§ EXERCISE
All the data below goes into the copy word for word, but the pictures don't.

§ RECORDS
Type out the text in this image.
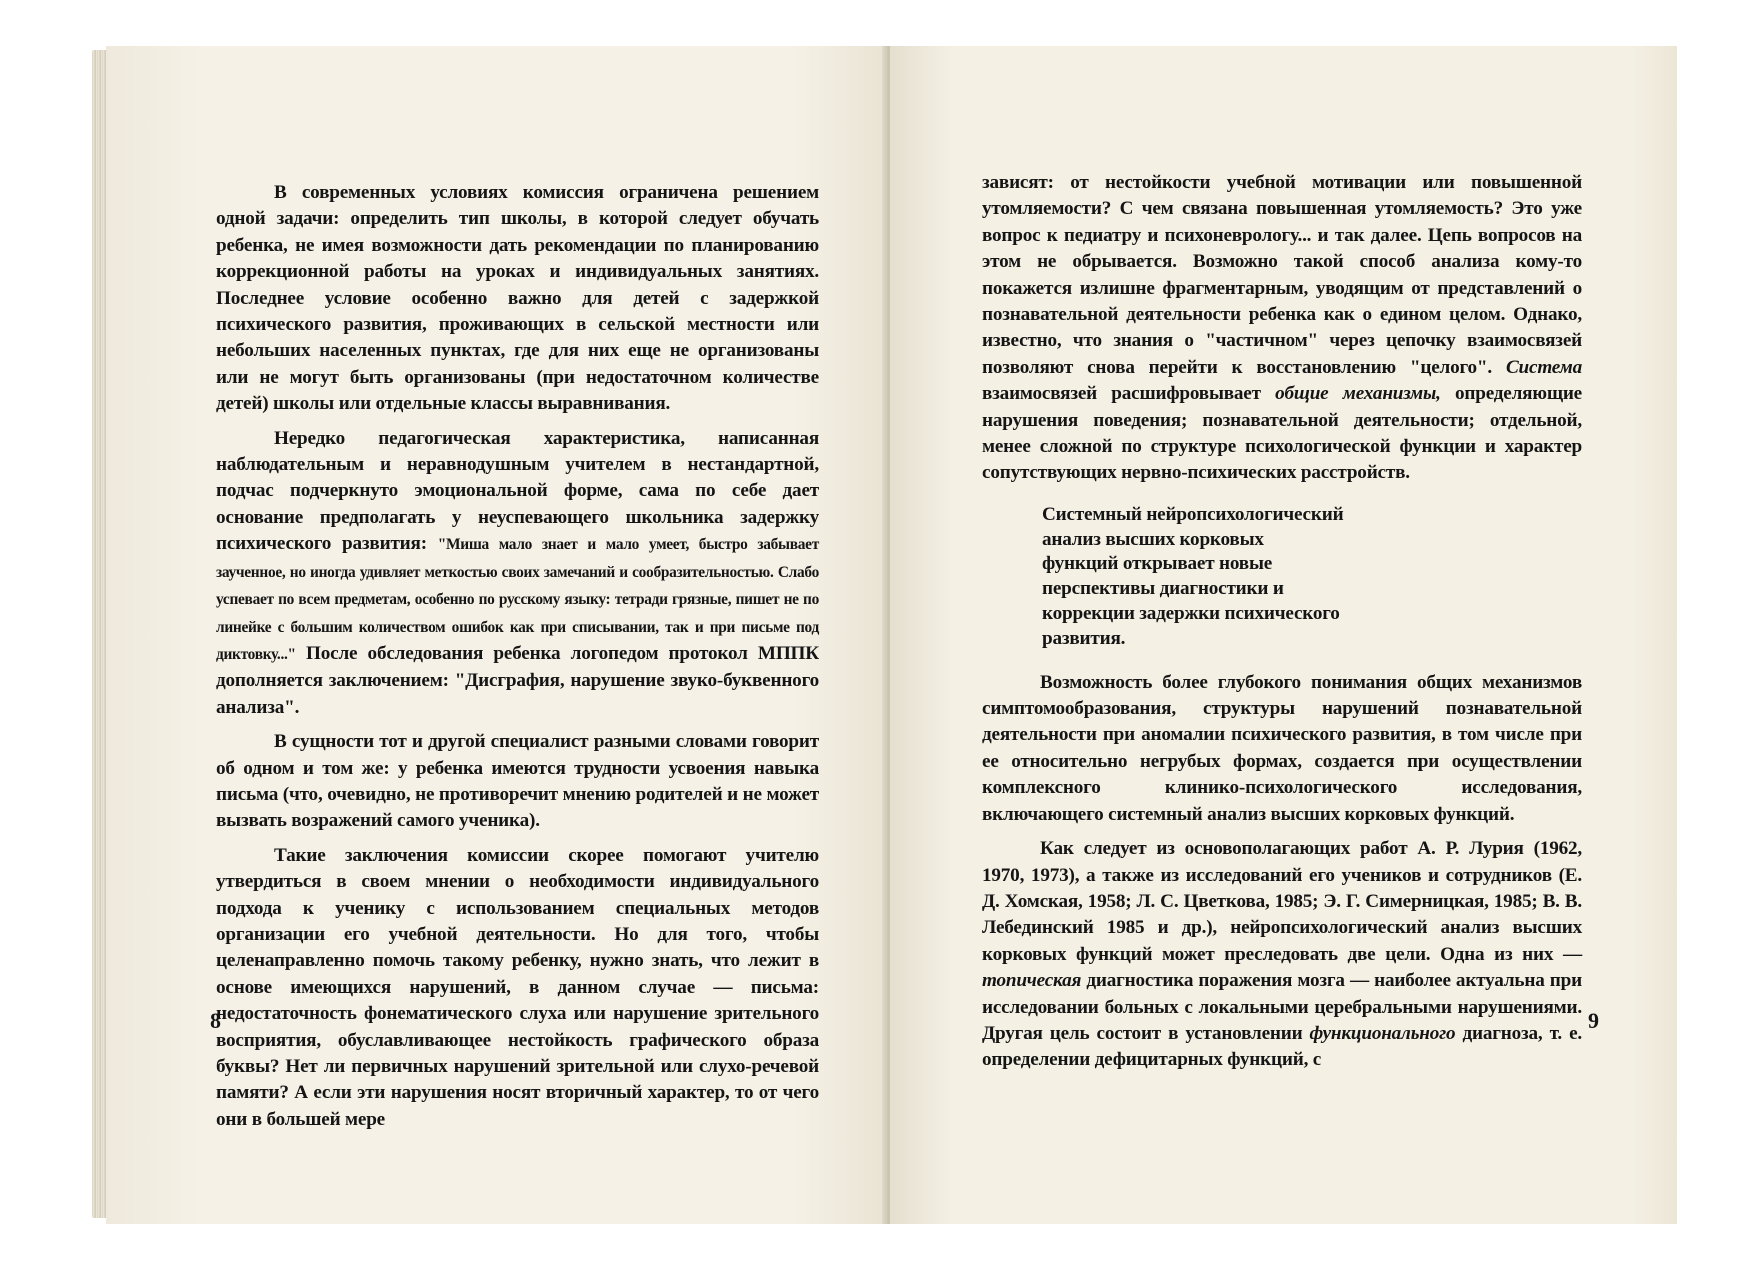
В современных условиях комиссия ограничена решением одной задачи: определить тип школы, в которой следует обучать ребенка, не имея возможности дать рекомендации по планированию коррекционной работы на уроках и индивидуальных занятиях. Последнее условие особенно важно для детей с задержкой психического развития, проживающих в сельской местности или небольших населенных пунктах, где для них еще не организованы или не могут быть организованы (при недостаточном количестве детей) школы или отдельные классы выравнивания.

Нередко педагогическая характеристика, написанная наблюдательным и неравнодушным учителем в нестандартной, подчас подчеркнуто эмоциональной форме, сама по себе дает основание предполагать у неуспевающего школьника задержку психического развития: "Миша мало знает и мало умеет, быстро забывает заученное, но иногда удивляет меткостью своих замечаний и сообразительностью. Слабо успевает по всем предметам, особенно по русскому языку: тетради грязные, пишет не по линейке с большим количеством ошибок как при списывании, так и при письме под диктовку..." После обследования ребенка логопедом протокол МППК дополняется заключением: "Дисграфия, нарушение звуко-буквенного анализа".

В сущности тот и другой специалист разными словами говорит об одном и том же: у ребенка имеются трудности усвоения навыка письма (что, очевидно, не противоречит мнению родителей и не может вызвать возражений самого ученика).

Такие заключения комиссии скорее помогают учителю утвердиться в своем мнении о необходимости индивидуального подхода к ученику с использованием специальных методов организации его учебной деятельности. Но для того, чтобы целенаправленно помочь такому ребенку, нужно знать, что лежит в основе имеющихся нарушений, в данном случае — письма: недостаточность фонематического слуха или нарушение зрительного восприятия, обуславливающее нестойкость графического образа буквы? Нет ли первичных нарушений зрительной или слухо-речевой памяти? А если эти нарушения носят вторичный характер, то от чего они в большей мере

8

зависят: от нестойкости учебной мотивации или повышенной утомляемости? С чем связана повышенная утомляемость? Это уже вопрос к педиатру и психоневрологу... и так далее. Цепь вопросов на этом не обрывается. Возможно такой способ анализа кому-то покажется излишне фрагментарным, уводящим от представлений о познавательной деятельности ребенка как о едином целом. Однако, известно, что знания о "частичном" через цепочку взаимосвязей позволяют снова перейти к восстановлению "целого". Система взаимосвязей расшифровывает общие механизмы, определяющие нарушения поведения; познавательной деятельности; отдельной, менее сложной по структуре психологической функции и характер сопутствующих нервно-психических расстройств.

Системный нейропсихологический анализ высших корковых функций открывает новые перспективы диагностики и коррекции задержки психического развития.

Возможность более глубокого понимания общих механизмов симптомообразования, структуры нарушений познавательной деятельности при аномалии психического развития, в том числе при ее относительно негрубых формах, создается при осуществлении комплексного клинико-психологического исследования, включающего системный анализ высших корковых функций.

Как следует из основополагающих работ А. Р. Лурия (1962, 1970, 1973), а также из исследований его учеников и сотрудников (Е. Д. Хомская, 1958; Л. С. Цветкова, 1985; Э. Г. Симерницкая, 1985; В. В. Лебединский 1985 и др.), нейропсихологический анализ высших корковых функций может преследовать две цели. Одна из них — топическая диагностика поражения мозга — наиболее актуальна при исследовании больных с локальными церебральными нарушениями. Другая цель состоит в установлении функционального диагноза, т. е. определении дефицитарных функций, с

9
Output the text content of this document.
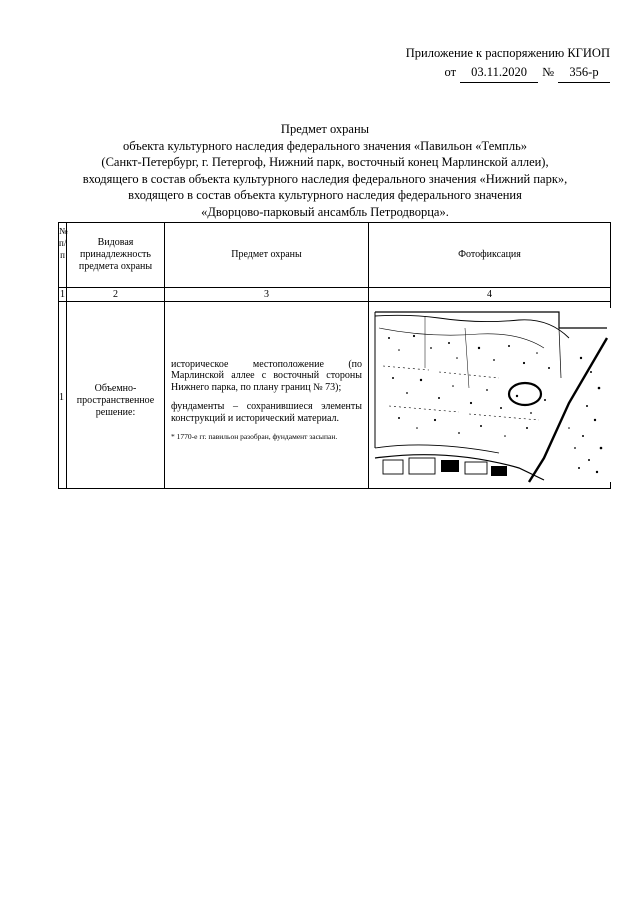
Приложение к распоряжению КГИОП
от	03.11.2020	№	356-р
Предмет охраны
объекта культурного наследия федерального значения «Павильон «Темпль»
(Санкт-Петербург, г. Петергоф, Нижний парк, восточный конец Марлинской аллеи),
входящего в состав объекта культурного наследия федерального значения «Нижний парк»,
входящего в состав объекта культурного наследия федерального значения
«Дворцово-парковый ансамбль Петродворца».
№ п/п	Видовая принадлежность предмета охраны	Предмет охраны	Фотофиксация
1	2	3	4
1	Объемно-пространственное решение:	историческое местоположение (по Марлинской аллее с восточный стороны Нижнего парка, по плану границ № 73);

фундаменты – сохранившиеся элементы конструкций и исторический материал.

* 1770-е гг. павильон разобран, фундамент засыпан.
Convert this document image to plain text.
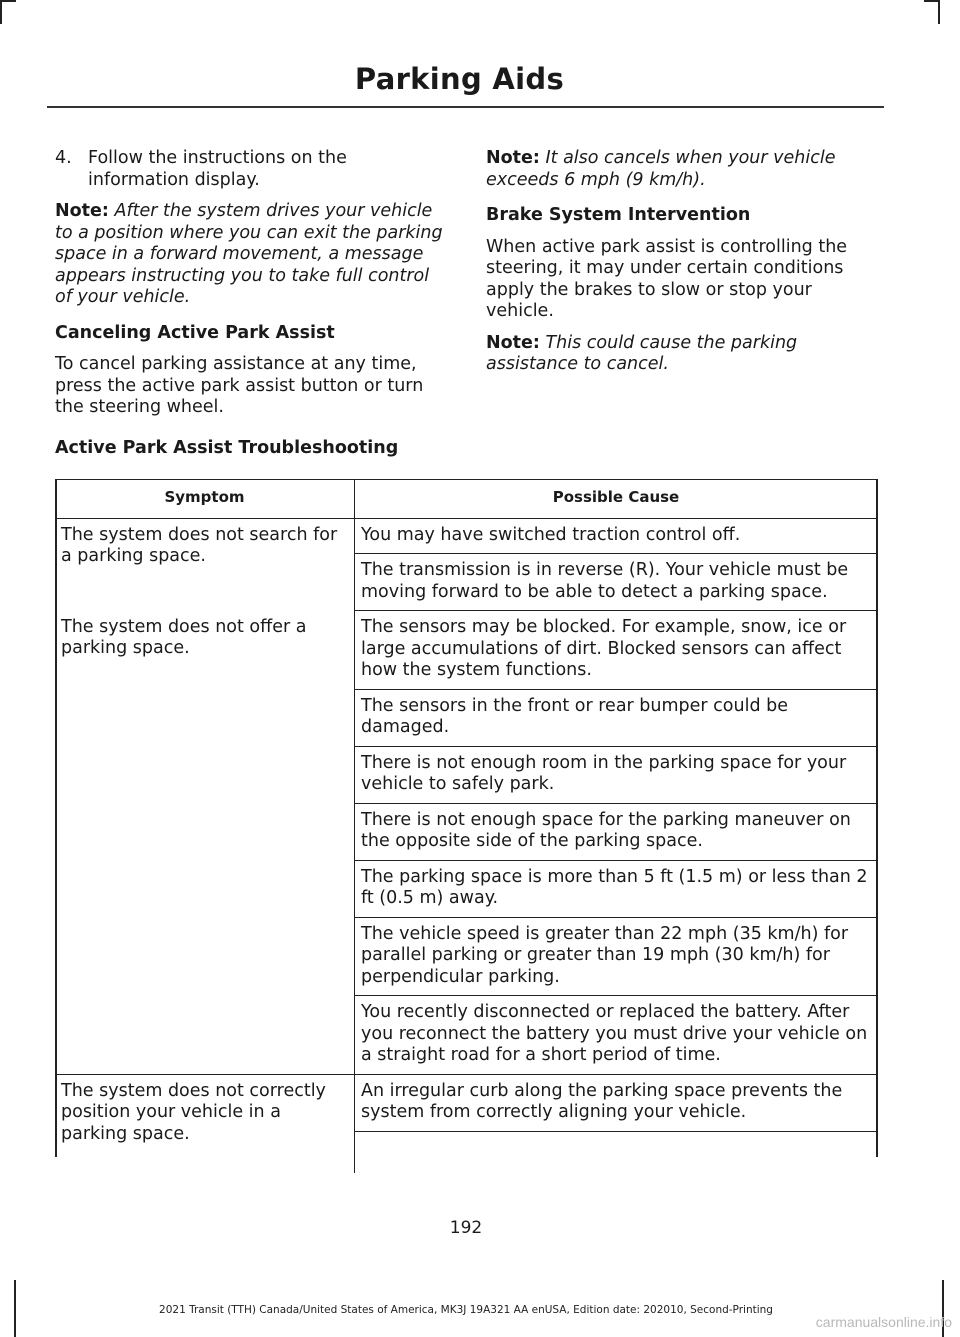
Parking Aids
4. Follow the instructions on the information display.

Note: After the system drives your vehicle to a position where you can exit the parking space in a forward movement, a message appears instructing you to take full control of your vehicle.

Canceling Active Park Assist

To cancel parking assistance at any time, press the active park assist button or turn the steering wheel.

Note: It also cancels when your vehicle exceeds 6 mph (9 km/h).

Brake System Intervention

When active park assist is controlling the steering, it may under certain conditions apply the brakes to slow or stop your vehicle.

Note: This could cause the parking assistance to cancel.

Active Park Assist Troubleshooting
Symptom	Possible Cause
The system does not search for a parking space.	You may have switched traction control off.
	The transmission is in reverse (R). Your vehicle must be moving forward to be able to detect a parking space.
The system does not offer a parking space.	The sensors may be blocked. For example, snow, ice or large accumulations of dirt. Blocked sensors can affect how the system functions.
	The sensors in the front or rear bumper could be damaged.
	There is not enough room in the parking space for your vehicle to safely park.
	There is not enough space for the parking maneuver on the opposite side of the parking space.
	The parking space is more than 5 ft (1.5 m) or less than 2 ft (0.5 m) away.
	The vehicle speed is greater than 22 mph (35 km/h) for parallel parking or greater than 19 mph (30 km/h) for perpendicular parking.
	You recently disconnected or replaced the battery. After you reconnect the battery you must drive your vehicle on a straight road for a short period of time.
The system does not correctly position your vehicle in a parking space.	An irregular curb along the parking space prevents the system from correctly aligning your vehicle.

192
2021 Transit (TTH) Canada/United States of America, MK3J 19A321 AA enUSA, Edition date: 202010, Second-Printing
carmanualsonline.info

§ FINAL ANSWER
Type out the text in this image.
В современных условиях комиссия ограничена решением одной задачи: определить тип школы, в которой следует обучать ребенка, не имея возможности дать рекомендации по планированию коррекционной работы на уроках и индивидуальных занятиях. Последнее условие особенно важно для детей с задержкой психического развития, проживающих в сельской местности или небольших населенных пунктах, где для них еще не организованы или не могут быть организованы (при недостаточном количестве детей) школы или отдельные классы выравнивания.

Нередко педагогическая характеристика, написанная наблюдательным и неравнодушным учителем в нестандартной, подчас подчеркнуто эмоциональной форме, сама по себе дает основание предполагать у неуспевающего школьника задержку психического развития: "Миша мало знает и мало умеет, быстро забывает заученное, но иногда удивляет меткостью своих замечаний и сообразительностью. Слабо успевает по всем предметам, особенно по русскому языку: тетради грязные, пишет не по линейке с большим количеством ошибок как при списывании, так и при письме под диктовку..." После обследования ребенка логопедом протокол МППК дополняется заключением: "Дисграфия, нарушение звуко-буквенного анализа".

В сущности тот и другой специалист разными словами говорит об одном и том же: у ребенка имеются трудности усвоения навыка письма (что, очевидно, не противоречит мнению родителей и не может вызвать возражений самого ученика).

Такие заключения комиссии скорее помогают учителю утвердиться в своем мнении о необходимости индивидуального подхода к ученику с использованием специальных методов организации его учебной деятельности. Но для того, чтобы целенаправленно помочь такому ребенку, нужно знать, что лежит в основе имеющихся нарушений, в данном случае — письма: недостаточность фонематического слуха или нарушение зрительного восприятия, обуславливающее нестойкость графического образа буквы? Нет ли первичных нарушений зрительной или слухо-речевой памяти? А если эти нарушения носят вторичный характер, то от чего они в большей мере

8

зависят: от нестойкости учебной мотивации или повышенной утомляемости? С чем связана повышенная утомляемость? Это уже вопрос к педиатру и психоневрологу... и так далее. Цепь вопросов на этом не обрывается. Возможно такой способ анализа кому-то покажется излишне фрагментарным, уводящим от представлений о познавательной деятельности ребенка как о едином целом. Однако, известно, что знания о "частичном" через цепочку взаимосвязей позволяют снова перейти к восстановлению "целого". Система взаимосвязей расшифровывает общие механизмы, определяющие нарушения поведения; познавательной деятельности; отдельной, менее сложной по структуре психологической функции и характер сопутствующих нервно-психических расстройств.

Системный нейропсихологический анализ высших корковых функций открывает новые перспективы диагностики и коррекции задержки психического развития.

Возможность более глубокого понимания общих механизмов симптомообразования, структуры нарушений познавательной деятельности при аномалии психического развития, в том числе при ее относительно негрубых формах, создается при осуществлении комплексного клинико-психологического исследования, включающего системный анализ высших корковых функций.

Как следует из основополагающих работ А. Р. Лурия (1962, 1970, 1973), а также из исследований его учеников и сотрудников (Е. Д. Хомская, 1958; Л. С. Цветкова, 1985; Э. Г. Симерницкая, 1985; В. В. Лебединский 1985 и др.), нейропсихологический анализ высших корковых функций может преследовать две цели. Одна из них — топическая диагностика поражения мозга — наиболее актуальна при исследовании больных с локальными церебральными нарушениями. Другая цель состоит в установлении функционального диагноза, т. е. определении дефицитарных функций, с

9
Output the text content of this document.
Приложение к распоряжению КГИОП
от	03.11.2020	№	356-р
Предмет охраны
объекта культурного наследия федерального значения «Павильон «Темпль»
(Санкт-Петербург, г. Петергоф, Нижний парк, восточный конец Марлинской аллеи),
входящего в состав объекта культурного наследия федерального значения «Нижний парк»,
входящего в состав объекта культурного наследия федерального значения
«Дворцово-парковый ансамбль Петродворца».
№ п/п	Видовая принадлежность предмета охраны	Предмет охраны	Фотофиксация
1	2	3	4
1	Объемно-пространственное решение:	историческое местоположение (по Марлинской аллее с восточный стороны Нижнего парка, по плану границ № 73);

фундаменты – сохранившиеся элементы конструкций и исторический материал.

* 1770-е гг. павильон разобран, фундамент засыпан.
Convert this document image to plain text.
Parking Aids
4. Follow the instructions on the information display.

Note: After the system drives your vehicle to a position where you can exit the parking space in a forward movement, a message appears instructing you to take full control of your vehicle.

Canceling Active Park Assist

To cancel parking assistance at any time, press the active park assist button or turn the steering wheel.

Note: It also cancels when your vehicle exceeds 6 mph (9 km/h).

Brake System Intervention

When active park assist is controlling the steering, it may under certain conditions apply the brakes to slow or stop your vehicle.

Note: This could cause the parking assistance to cancel.

Active Park Assist Troubleshooting
Symptom	Possible Cause
The system does not search for a parking space.	You may have switched traction control off.
	The transmission is in reverse (R). Your vehicle must be moving forward to be able to detect a parking space.
The system does not offer a parking space.	The sensors may be blocked. For example, snow, ice or large accumulations of dirt. Blocked sensors can affect how the system functions.
	The sensors in the front or rear bumper could be damaged.
	There is not enough room in the parking space for your vehicle to safely park.
	There is not enough space for the parking maneuver on the opposite side of the parking space.
	The parking space is more than 5 ft (1.5 m) or less than 2 ft (0.5 m) away.
	The vehicle speed is greater than 22 mph (35 km/h) for parallel parking or greater than 19 mph (30 km/h) for perpendicular parking.
	You recently disconnected or replaced the battery. After you reconnect the battery you must drive your vehicle on a straight road for a short period of time.
The system does not correctly position your vehicle in a parking space.	An irregular curb along the parking space prevents the system from correctly aligning your vehicle.

192
2021 Transit (TTH) Canada/United States of America, MK3J 19A321 AA enUSA, Edition date: 202010, Second-Printing
carmanualsonline.info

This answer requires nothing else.